- [Your objective]: Set the data down again, exactly as it reads, but without the pictures.
--- Start ---
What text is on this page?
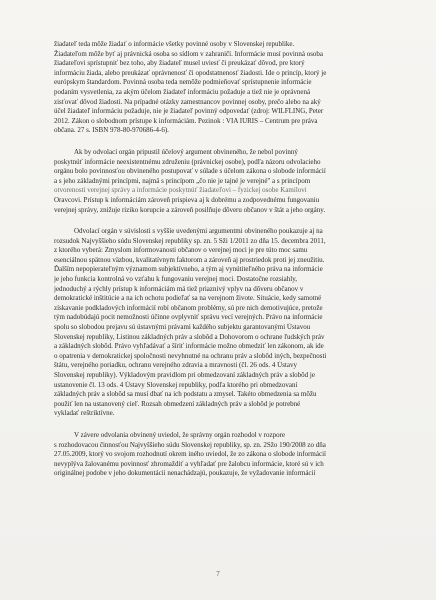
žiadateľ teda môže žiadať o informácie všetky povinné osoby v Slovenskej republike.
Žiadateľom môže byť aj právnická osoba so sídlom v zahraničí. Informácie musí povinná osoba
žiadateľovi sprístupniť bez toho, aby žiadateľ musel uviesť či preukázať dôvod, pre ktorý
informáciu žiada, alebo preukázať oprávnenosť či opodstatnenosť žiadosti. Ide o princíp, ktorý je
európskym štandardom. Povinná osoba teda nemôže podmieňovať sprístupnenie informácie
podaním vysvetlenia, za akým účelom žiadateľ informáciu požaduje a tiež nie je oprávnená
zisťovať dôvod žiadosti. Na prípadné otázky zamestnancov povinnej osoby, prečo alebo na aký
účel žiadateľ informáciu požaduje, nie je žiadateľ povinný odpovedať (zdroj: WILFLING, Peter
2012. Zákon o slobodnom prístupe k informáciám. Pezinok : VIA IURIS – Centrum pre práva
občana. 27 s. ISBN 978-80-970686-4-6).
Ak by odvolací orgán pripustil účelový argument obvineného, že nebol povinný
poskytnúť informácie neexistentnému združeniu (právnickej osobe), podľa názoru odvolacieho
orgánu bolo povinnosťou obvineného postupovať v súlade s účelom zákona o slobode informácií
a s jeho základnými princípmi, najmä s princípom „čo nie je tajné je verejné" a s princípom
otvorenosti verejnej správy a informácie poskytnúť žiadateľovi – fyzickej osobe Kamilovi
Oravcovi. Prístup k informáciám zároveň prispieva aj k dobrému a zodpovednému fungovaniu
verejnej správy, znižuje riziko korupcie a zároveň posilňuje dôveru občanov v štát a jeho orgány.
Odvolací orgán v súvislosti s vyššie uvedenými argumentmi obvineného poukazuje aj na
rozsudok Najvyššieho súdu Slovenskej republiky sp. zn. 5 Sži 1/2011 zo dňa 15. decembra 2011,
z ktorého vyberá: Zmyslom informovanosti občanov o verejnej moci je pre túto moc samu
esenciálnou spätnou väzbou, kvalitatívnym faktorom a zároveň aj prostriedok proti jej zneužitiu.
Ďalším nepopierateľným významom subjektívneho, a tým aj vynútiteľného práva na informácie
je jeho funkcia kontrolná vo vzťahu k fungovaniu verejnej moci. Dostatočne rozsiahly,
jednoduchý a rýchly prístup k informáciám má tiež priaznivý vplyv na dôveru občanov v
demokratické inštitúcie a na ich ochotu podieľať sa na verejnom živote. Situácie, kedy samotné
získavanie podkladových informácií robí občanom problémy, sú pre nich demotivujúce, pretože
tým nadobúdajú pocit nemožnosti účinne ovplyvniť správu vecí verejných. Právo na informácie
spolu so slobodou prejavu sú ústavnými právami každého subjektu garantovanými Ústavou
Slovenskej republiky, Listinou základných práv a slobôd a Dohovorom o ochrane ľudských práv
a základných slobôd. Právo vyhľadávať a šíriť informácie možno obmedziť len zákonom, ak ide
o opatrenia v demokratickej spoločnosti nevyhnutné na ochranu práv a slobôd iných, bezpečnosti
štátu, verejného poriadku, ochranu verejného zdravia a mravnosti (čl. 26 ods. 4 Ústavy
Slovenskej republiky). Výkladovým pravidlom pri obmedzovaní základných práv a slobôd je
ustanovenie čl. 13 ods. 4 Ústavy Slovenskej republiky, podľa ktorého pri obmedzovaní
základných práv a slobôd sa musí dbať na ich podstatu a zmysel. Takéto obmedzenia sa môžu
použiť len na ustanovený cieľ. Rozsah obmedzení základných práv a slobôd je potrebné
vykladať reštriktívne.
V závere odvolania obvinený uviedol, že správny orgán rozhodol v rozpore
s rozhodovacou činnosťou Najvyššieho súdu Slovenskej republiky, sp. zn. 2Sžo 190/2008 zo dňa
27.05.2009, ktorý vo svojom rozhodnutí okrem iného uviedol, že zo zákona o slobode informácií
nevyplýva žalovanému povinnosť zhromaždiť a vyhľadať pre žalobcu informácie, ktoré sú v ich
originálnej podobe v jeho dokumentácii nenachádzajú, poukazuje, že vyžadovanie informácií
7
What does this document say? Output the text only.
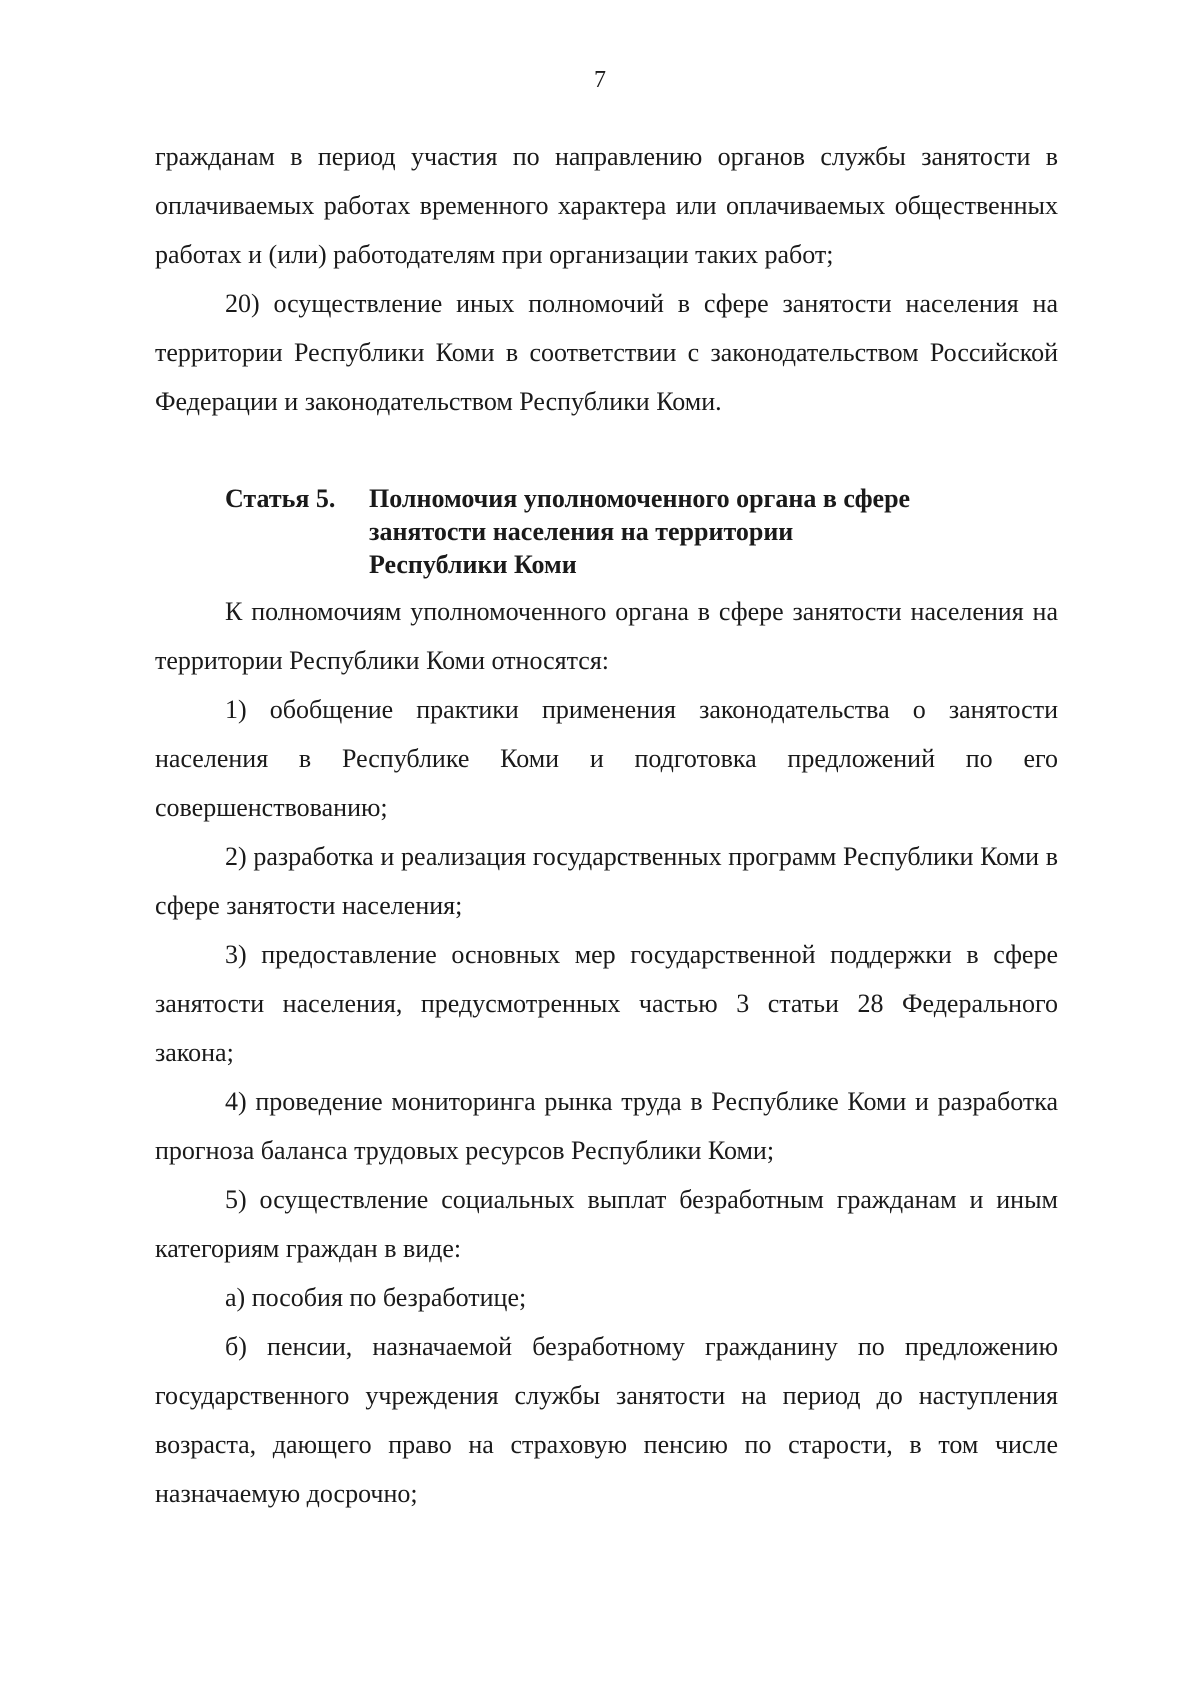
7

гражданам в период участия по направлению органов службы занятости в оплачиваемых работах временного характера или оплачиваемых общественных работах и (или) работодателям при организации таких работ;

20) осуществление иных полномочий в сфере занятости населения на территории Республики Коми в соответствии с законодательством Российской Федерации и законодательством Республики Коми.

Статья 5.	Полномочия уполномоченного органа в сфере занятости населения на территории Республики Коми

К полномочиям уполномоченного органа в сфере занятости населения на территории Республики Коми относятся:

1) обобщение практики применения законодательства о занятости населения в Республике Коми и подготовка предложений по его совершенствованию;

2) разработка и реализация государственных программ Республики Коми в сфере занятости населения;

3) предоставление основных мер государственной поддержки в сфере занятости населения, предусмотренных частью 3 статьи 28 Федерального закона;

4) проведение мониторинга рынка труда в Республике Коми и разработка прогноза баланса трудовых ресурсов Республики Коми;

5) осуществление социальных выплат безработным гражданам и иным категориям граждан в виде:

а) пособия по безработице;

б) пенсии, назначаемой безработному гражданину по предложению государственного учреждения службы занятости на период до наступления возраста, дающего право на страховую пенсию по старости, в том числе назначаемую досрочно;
--- End ---
- [Reply to the task]:
What text is on this page?
žiadateľ teda môže žiadať o informácie všetky povinné osoby v Slovenskej republike.
Žiadateľom môže byť aj právnická osoba so sídlom v zahraničí. Informácie musí povinná osoba
žiadateľovi sprístupniť bez toho, aby žiadateľ musel uviesť či preukázať dôvod, pre ktorý
informáciu žiada, alebo preukázať oprávnenosť či opodstatnenosť žiadosti. Ide o princíp, ktorý je
európskym štandardom. Povinná osoba teda nemôže podmieňovať sprístupnenie informácie
podaním vysvetlenia, za akým účelom žiadateľ informáciu požaduje a tiež nie je oprávnená
zisťovať dôvod žiadosti. Na prípadné otázky zamestnancov povinnej osoby, prečo alebo na aký
účel žiadateľ informáciu požaduje, nie je žiadateľ povinný odpovedať (zdroj: WILFLING, Peter
2012. Zákon o slobodnom prístupe k informáciám. Pezinok : VIA IURIS – Centrum pre práva
občana. 27 s. ISBN 978-80-970686-4-6).
Ak by odvolací orgán pripustil účelový argument obvineného, že nebol povinný
poskytnúť informácie neexistentnému združeniu (právnickej osobe), podľa názoru odvolacieho
orgánu bolo povinnosťou obvineného postupovať v súlade s účelom zákona o slobode informácií
a s jeho základnými princípmi, najmä s princípom „čo nie je tajné je verejné" a s princípom
otvorenosti verejnej správy a informácie poskytnúť žiadateľovi – fyzickej osobe Kamilovi
Oravcovi. Prístup k informáciám zároveň prispieva aj k dobrému a zodpovednému fungovaniu
verejnej správy, znižuje riziko korupcie a zároveň posilňuje dôveru občanov v štát a jeho orgány.
Odvolací orgán v súvislosti s vyššie uvedenými argumentmi obvineného poukazuje aj na
rozsudok Najvyššieho súdu Slovenskej republiky sp. zn. 5 Sži 1/2011 zo dňa 15. decembra 2011,
z ktorého vyberá: Zmyslom informovanosti občanov o verejnej moci je pre túto moc samu
esenciálnou spätnou väzbou, kvalitatívnym faktorom a zároveň aj prostriedok proti jej zneužitiu.
Ďalším nepopierateľným významom subjektívneho, a tým aj vynútiteľného práva na informácie
je jeho funkcia kontrolná vo vzťahu k fungovaniu verejnej moci. Dostatočne rozsiahly,
jednoduchý a rýchly prístup k informáciám má tiež priaznivý vplyv na dôveru občanov v
demokratické inštitúcie a na ich ochotu podieľať sa na verejnom živote. Situácie, kedy samotné
získavanie podkladových informácií robí občanom problémy, sú pre nich demotivujúce, pretože
tým nadobúdajú pocit nemožnosti účinne ovplyvniť správu vecí verejných. Právo na informácie
spolu so slobodou prejavu sú ústavnými právami každého subjektu garantovanými Ústavou
Slovenskej republiky, Listinou základných práv a slobôd a Dohovorom o ochrane ľudských práv
a základných slobôd. Právo vyhľadávať a šíriť informácie možno obmedziť len zákonom, ak ide
o opatrenia v demokratickej spoločnosti nevyhnutné na ochranu práv a slobôd iných, bezpečnosti
štátu, verejného poriadku, ochranu verejného zdravia a mravnosti (čl. 26 ods. 4 Ústavy
Slovenskej republiky). Výkladovým pravidlom pri obmedzovaní základných práv a slobôd je
ustanovenie čl. 13 ods. 4 Ústavy Slovenskej republiky, podľa ktorého pri obmedzovaní
základných práv a slobôd sa musí dbať na ich podstatu a zmysel. Takéto obmedzenia sa môžu
použiť len na ustanovený cieľ. Rozsah obmedzení základných práv a slobôd je potrebné
vykladať reštriktívne.
V závere odvolania obvinený uviedol, že správny orgán rozhodol v rozpore
s rozhodovacou činnosťou Najvyššieho súdu Slovenskej republiky, sp. zn. 2Sžo 190/2008 zo dňa
27.05.2009, ktorý vo svojom rozhodnutí okrem iného uviedol, že zo zákona o slobode informácií
nevyplýva žalovanému povinnosť zhromaždiť a vyhľadať pre žalobcu informácie, ktoré sú v ich
originálnej podobe v jeho dokumentácii nenachádzajú, poukazuje, že vyžadovanie informácií
7
What does this document say? Output the text only.
7

гражданам в период участия по направлению органов службы занятости в оплачиваемых работах временного характера или оплачиваемых общественных работах и (или) работодателям при организации таких работ;

20) осуществление иных полномочий в сфере занятости населения на территории Республики Коми в соответствии с законодательством Российской Федерации и законодательством Республики Коми.

Статья 5.	Полномочия уполномоченного органа в сфере занятости населения на территории Республики Коми

К полномочиям уполномоченного органа в сфере занятости населения на территории Республики Коми относятся:

1) обобщение практики применения законодательства о занятости населения в Республике Коми и подготовка предложений по его совершенствованию;

2) разработка и реализация государственных программ Республики Коми в сфере занятости населения;

3) предоставление основных мер государственной поддержки в сфере занятости населения, предусмотренных частью 3 статьи 28 Федерального закона;

4) проведение мониторинга рынка труда в Республике Коми и разработка прогноза баланса трудовых ресурсов Республики Коми;

5) осуществление социальных выплат безработным гражданам и иным категориям граждан в виде:

а) пособия по безработице;

б) пенсии, назначаемой безработному гражданину по предложению государственного учреждения службы занятости на период до наступления возраста, дающего право на страховую пенсию по старости, в том числе назначаемую досрочно;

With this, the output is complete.